Written request:
Go through the entries below and collect each line with the string "Acceptable" in it.

>> begin Supplied entries

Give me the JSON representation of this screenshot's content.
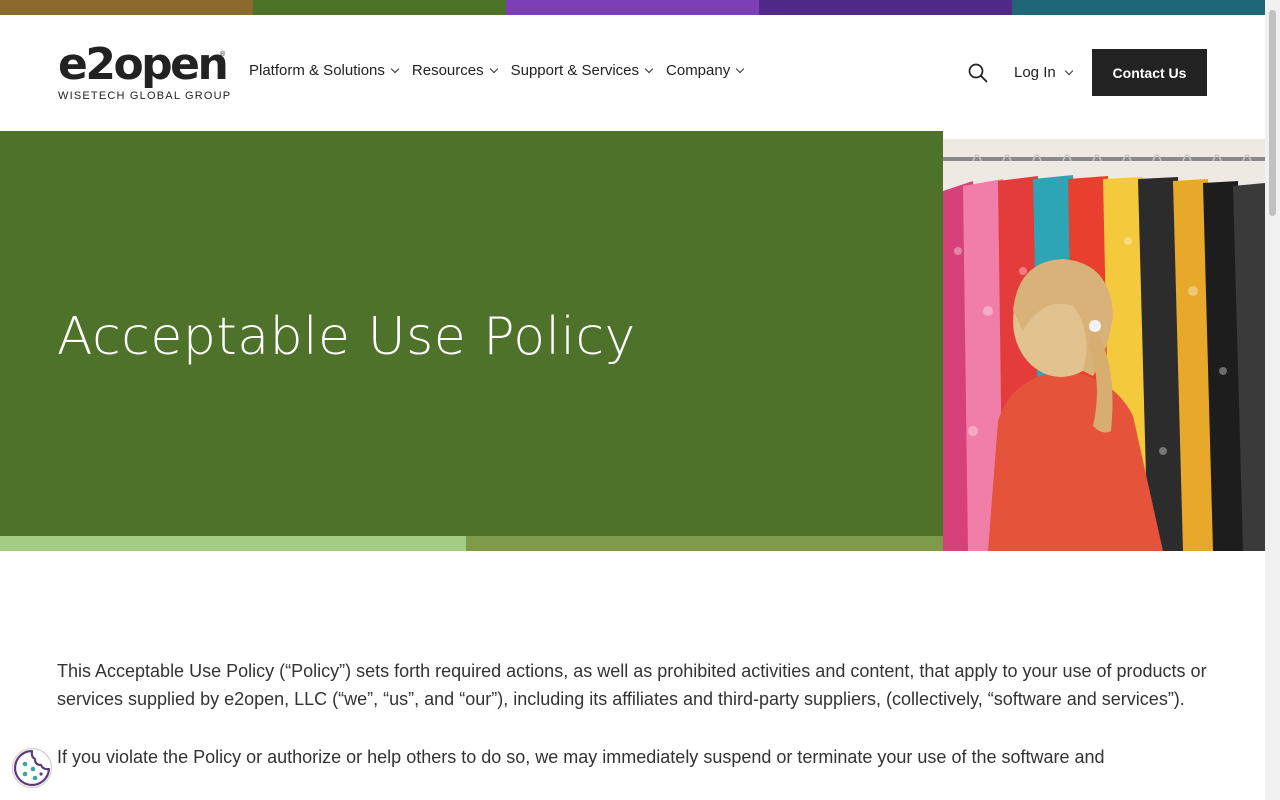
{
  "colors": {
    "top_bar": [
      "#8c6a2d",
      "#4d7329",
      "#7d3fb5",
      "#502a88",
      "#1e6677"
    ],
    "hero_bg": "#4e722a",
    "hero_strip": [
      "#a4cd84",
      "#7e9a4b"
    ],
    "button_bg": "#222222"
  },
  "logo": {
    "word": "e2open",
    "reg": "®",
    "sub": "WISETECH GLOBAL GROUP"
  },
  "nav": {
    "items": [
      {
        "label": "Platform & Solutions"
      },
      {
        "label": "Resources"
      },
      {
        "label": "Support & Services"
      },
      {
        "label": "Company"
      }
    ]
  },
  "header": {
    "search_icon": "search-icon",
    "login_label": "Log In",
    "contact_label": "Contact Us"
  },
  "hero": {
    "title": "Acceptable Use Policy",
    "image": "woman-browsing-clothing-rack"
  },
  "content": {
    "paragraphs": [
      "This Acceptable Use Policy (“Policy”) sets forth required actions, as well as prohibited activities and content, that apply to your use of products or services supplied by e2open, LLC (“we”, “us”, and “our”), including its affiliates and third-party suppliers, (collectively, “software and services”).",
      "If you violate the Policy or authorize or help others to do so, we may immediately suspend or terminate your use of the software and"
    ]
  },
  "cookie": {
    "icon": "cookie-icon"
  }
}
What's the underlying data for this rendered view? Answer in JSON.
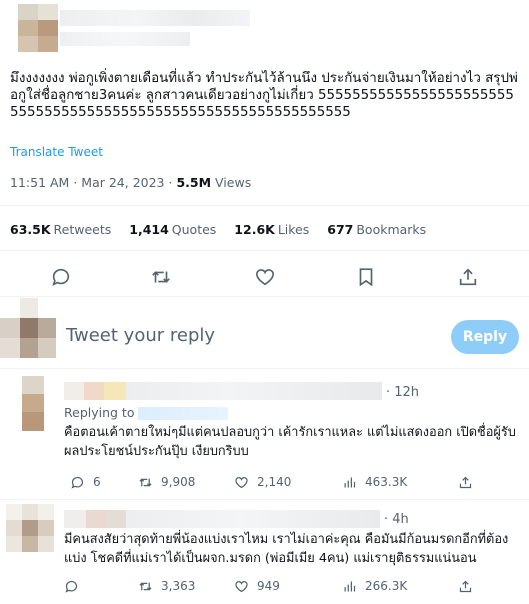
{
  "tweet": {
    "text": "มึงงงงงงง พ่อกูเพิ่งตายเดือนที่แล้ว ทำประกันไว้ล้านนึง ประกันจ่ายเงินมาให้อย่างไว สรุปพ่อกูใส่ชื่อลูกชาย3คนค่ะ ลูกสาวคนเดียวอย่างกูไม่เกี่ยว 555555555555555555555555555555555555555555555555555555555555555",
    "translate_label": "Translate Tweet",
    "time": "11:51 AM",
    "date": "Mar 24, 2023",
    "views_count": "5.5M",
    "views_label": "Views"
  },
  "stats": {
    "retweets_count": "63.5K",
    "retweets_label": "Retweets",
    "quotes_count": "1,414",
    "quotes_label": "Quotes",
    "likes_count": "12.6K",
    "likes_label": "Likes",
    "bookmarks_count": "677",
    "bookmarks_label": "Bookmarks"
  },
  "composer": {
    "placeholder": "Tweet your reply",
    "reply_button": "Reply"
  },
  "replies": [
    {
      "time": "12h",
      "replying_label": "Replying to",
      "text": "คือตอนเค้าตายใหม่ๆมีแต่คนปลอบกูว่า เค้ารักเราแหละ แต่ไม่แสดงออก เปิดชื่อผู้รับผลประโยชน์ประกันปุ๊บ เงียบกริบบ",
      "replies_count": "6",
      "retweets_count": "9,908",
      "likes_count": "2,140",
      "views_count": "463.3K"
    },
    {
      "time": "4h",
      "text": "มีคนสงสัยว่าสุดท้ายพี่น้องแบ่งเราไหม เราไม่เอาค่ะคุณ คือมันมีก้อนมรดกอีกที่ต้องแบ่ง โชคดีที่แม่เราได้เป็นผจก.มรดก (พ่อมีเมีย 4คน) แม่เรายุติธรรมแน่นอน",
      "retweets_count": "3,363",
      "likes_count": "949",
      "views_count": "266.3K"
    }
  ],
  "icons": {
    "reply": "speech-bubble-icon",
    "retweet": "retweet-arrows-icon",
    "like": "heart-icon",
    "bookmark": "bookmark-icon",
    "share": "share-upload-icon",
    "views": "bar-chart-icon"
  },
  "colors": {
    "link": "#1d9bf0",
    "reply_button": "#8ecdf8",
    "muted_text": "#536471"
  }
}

>> end Supplied entries

Finished task:
    "title": "Acceptable Use Policy",
      "This Acceptable Use Policy (“Policy”) sets forth required actions, as well as prohibited activities and content, that apply to your use of products or services supplied by e2open, LLC (“we”, “us”, and “our”), including its affiliates and third-party suppliers, (collectively, “software and services”).",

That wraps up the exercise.